(Data records)
▬▬▬▬▬▬
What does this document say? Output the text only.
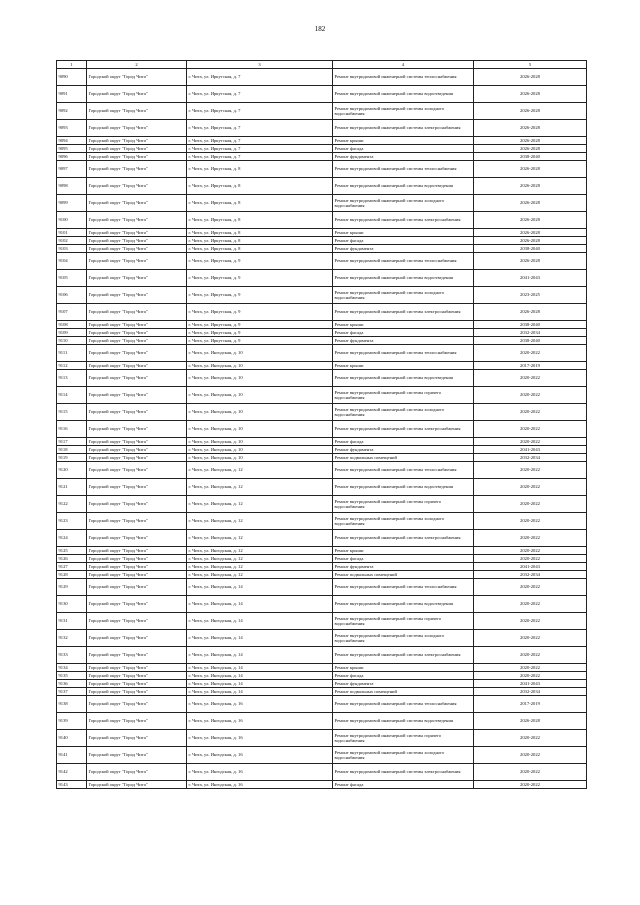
182
1	2	3	4	5
9090	Городской округ "Город Чита"	г. Чита, ул. Иркутская, д. 7	Ремонт внутридомовой инженерной системы теплоснабжения	2026-2028
9091	Городской округ "Город Чита"	г. Чита, ул. Иркутская, д. 7	Ремонт внутридомовой инженерной системы водоотведения	2026-2028
9092	Городской округ "Город Чита"	г. Чита, ул. Иркутская, д. 7	Ремонт внутридомовой инженерной системы холодного водоснабжения	2026-2028
9093	Городской округ "Город Чита"	г. Чита, ул. Иркутская, д. 7	Ремонт внутридомовой инженерной системы электроснабжения	2026-2028
9094	Городской округ "Город Чита"	г. Чита, ул. Иркутская, д. 7	Ремонт крыши	2026-2028
9095	Городской округ "Город Чита"	г. Чита, ул. Иркутская, д. 7	Ремонт фасада	2026-2028
9096	Городской округ "Город Чита"	г. Чита, ул. Иркутская, д. 7	Ремонт фундамента	2038-2040
9097	Городской округ "Город Чита"	г. Чита, ул. Иркутская, д. 8	Ремонт внутридомовой инженерной системы теплоснабжения	2026-2028
9098	Городской округ "Город Чита"	г. Чита, ул. Иркутская, д. 8	Ремонт внутридомовой инженерной системы водоотведения	2026-2028
9099	Городской округ "Город Чита"	г. Чита, ул. Иркутская, д. 8	Ремонт внутридомовой инженерной системы холодного водоснабжения	2026-2028
9100	Городской округ "Город Чита"	г. Чита, ул. Иркутская, д. 8	Ремонт внутридомовой инженерной системы электроснабжения	2026-2028
9101	Городской округ "Город Чита"	г. Чита, ул. Иркутская, д. 8	Ремонт крыши	2026-2028
9102	Городской округ "Город Чита"	г. Чита, ул. Иркутская, д. 8	Ремонт фасада	2026-2028
9103	Городской округ "Город Чита"	г. Чита, ул. Иркутская, д. 8	Ремонт фундамента	2038-2040
9104	Городской округ "Город Чита"	г. Чита, ул. Иркутская, д. 9	Ремонт внутридомовой инженерной системы теплоснабжения	2026-2028
9105	Городской округ "Город Чита"	г. Чита, ул. Иркутская, д. 9	Ремонт внутридомовой инженерной системы водоотведения	2041-2043
9106	Городской округ "Город Чита"	г. Чита, ул. Иркутская, д. 9	Ремонт внутридомовой инженерной системы холодного водоснабжения	2023-2025
9107	Городской округ "Город Чита"	г. Чита, ул. Иркутская, д. 9	Ремонт внутридомовой инженерной системы электроснабжения	2026-2028
9108	Городской округ "Город Чита"	г. Чита, ул. Иркутская, д. 9	Ремонт крыши	2038-2040
9109	Городской округ "Город Чита"	г. Чита, ул. Иркутская, д. 9	Ремонт фасада	2032-2034
9110	Городской округ "Город Чита"	г. Чита, ул. Иркутская, д. 9	Ремонт фундамента	2038-2040
9111	Городской округ "Город Чита"	г. Чита, ул. Ингодская, д. 10	Ремонт внутридомовой инженерной системы теплоснабжения	2020-2022
9112	Городской округ "Город Чита"	г. Чита, ул. Ингодская, д. 10	Ремонт крыши	2017-2019
9113	Городской округ "Город Чита"	г. Чита, ул. Ингодская, д. 10	Ремонт внутридомовой инженерной системы водоотведения	2020-2022
9114	Городской округ "Город Чита"	г. Чита, ул. Ингодская, д. 10	Ремонт внутридомовой инженерной системы горячего водоснабжения	2020-2022
9115	Городской округ "Город Чита"	г. Чита, ул. Ингодская, д. 10	Ремонт внутридомовой инженерной системы холодного водоснабжения	2020-2022
9116	Городской округ "Город Чита"	г. Чита, ул. Ингодская, д. 10	Ремонт внутридомовой инженерной системы электроснабжения	2020-2022
9117	Городской округ "Город Чита"	г. Чита, ул. Ингодская, д. 10	Ремонт фасада	2020-2022
9118	Городской округ "Город Чита"	г. Чита, ул. Ингодская, д. 10	Ремонт фундамента	2041-2043
9119	Городской округ "Город Чита"	г. Чита, ул. Ингодская, д. 10	Ремонт подвальных помещений	2032-2034
9120	Городской округ "Город Чита"	г. Чита, ул. Ингодская, д. 12	Ремонт внутридомовой инженерной системы теплоснабжения	2020-2022
9121	Городской округ "Город Чита"	г. Чита, ул. Ингодская, д. 12	Ремонт внутридомовой инженерной системы водоотведения	2020-2022
9122	Городской округ "Город Чита"	г. Чита, ул. Ингодская, д. 12	Ремонт внутридомовой инженерной системы горячего водоснабжения	2020-2022
9123	Городской округ "Город Чита"	г. Чита, ул. Ингодская, д. 12	Ремонт внутридомовой инженерной системы холодного водоснабжения	2020-2022
9124	Городской округ "Город Чита"	г. Чита, ул. Ингодская, д. 12	Ремонт внутридомовой инженерной системы электроснабжения	2020-2022
9125	Городской округ "Город Чита"	г. Чита, ул. Ингодская, д. 12	Ремонт крыши	2020-2022
9126	Городской округ "Город Чита"	г. Чита, ул. Ингодская, д. 12	Ремонт фасада	2020-2022
9127	Городской округ "Город Чита"	г. Чита, ул. Ингодская, д. 12	Ремонт фундамента	2041-2043
9128	Городской округ "Город Чита"	г. Чита, ул. Ингодская, д. 12	Ремонт подвальных помещений	2032-2034
9129	Городской округ "Город Чита"	г. Чита, ул. Ингодская, д. 14	Ремонт внутридомовой инженерной системы теплоснабжения	2020-2022
9130	Городской округ "Город Чита"	г. Чита, ул. Ингодская, д. 14	Ремонт внутридомовой инженерной системы водоотведения	2020-2022
9131	Городской округ "Город Чита"	г. Чита, ул. Ингодская, д. 14	Ремонт внутридомовой инженерной системы горячего водоснабжения	2020-2022
9132	Городской округ "Город Чита"	г. Чита, ул. Ингодская, д. 14	Ремонт внутридомовой инженерной системы холодного водоснабжения	2020-2022
9133	Городской округ "Город Чита"	г. Чита, ул. Ингодская, д. 14	Ремонт внутридомовой инженерной системы электроснабжения	2020-2022
9134	Городской округ "Город Чита"	г. Чита, ул. Ингодская, д. 14	Ремонт крыши	2020-2022
9135	Городской округ "Город Чита"	г. Чита, ул. Ингодская, д. 14	Ремонт фасада	2020-2022
9136	Городской округ "Город Чита"	г. Чита, ул. Ингодская, д. 14	Ремонт фундамента	2041-2043
9137	Городской округ "Город Чита"	г. Чита, ул. Ингодская, д. 14	Ремонт подвальных помещений	2032-2034
9138	Городской округ "Город Чита"	г. Чита, ул. Ингодская, д. 16	Ремонт внутридомовой инженерной системы теплоснабжения	2017-2019
9139	Городской округ "Город Чита"	г. Чита, ул. Ингодская, д. 16	Ремонт внутридомовой инженерной системы водоотведения	2026-2028
9140	Городской округ "Город Чита"	г. Чита, ул. Ингодская, д. 16	Ремонт внутридомовой инженерной системы горячего водоснабжения	2020-2022
9141	Городской округ "Город Чита"	г. Чита, ул. Ингодская, д. 16	Ремонт внутридомовой инженерной системы холодного водоснабжения	2020-2022
9142	Городской округ "Город Чита"	г. Чита, ул. Ингодская, д. 16	Ремонт внутридомовой инженерной системы электроснабжения	2020-2022
9143	Городской округ "Город Чита"	г. Чита, ул. Ингодская, д. 16	Ремонт фасада	2020-2022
▬▬▬▬▬▬
**Work to complete**.
Show the lines of the records that include the string "помещений".

**Task solution**.
9119	Городской округ "Город Чита"	г. Чита, ул. Ингодская, д. 10	Ремонт подвальных помещений	2032-2034
9128	Городской округ "Город Чита"	г. Чита, ул. Ингодская, д. 12	Ремонт подвальных помещений	2032-2034
9137	Городской округ "Город Чита"	г. Чита, ул. Ингодская, д. 14	Ремонт подвальных помещений	2032-2034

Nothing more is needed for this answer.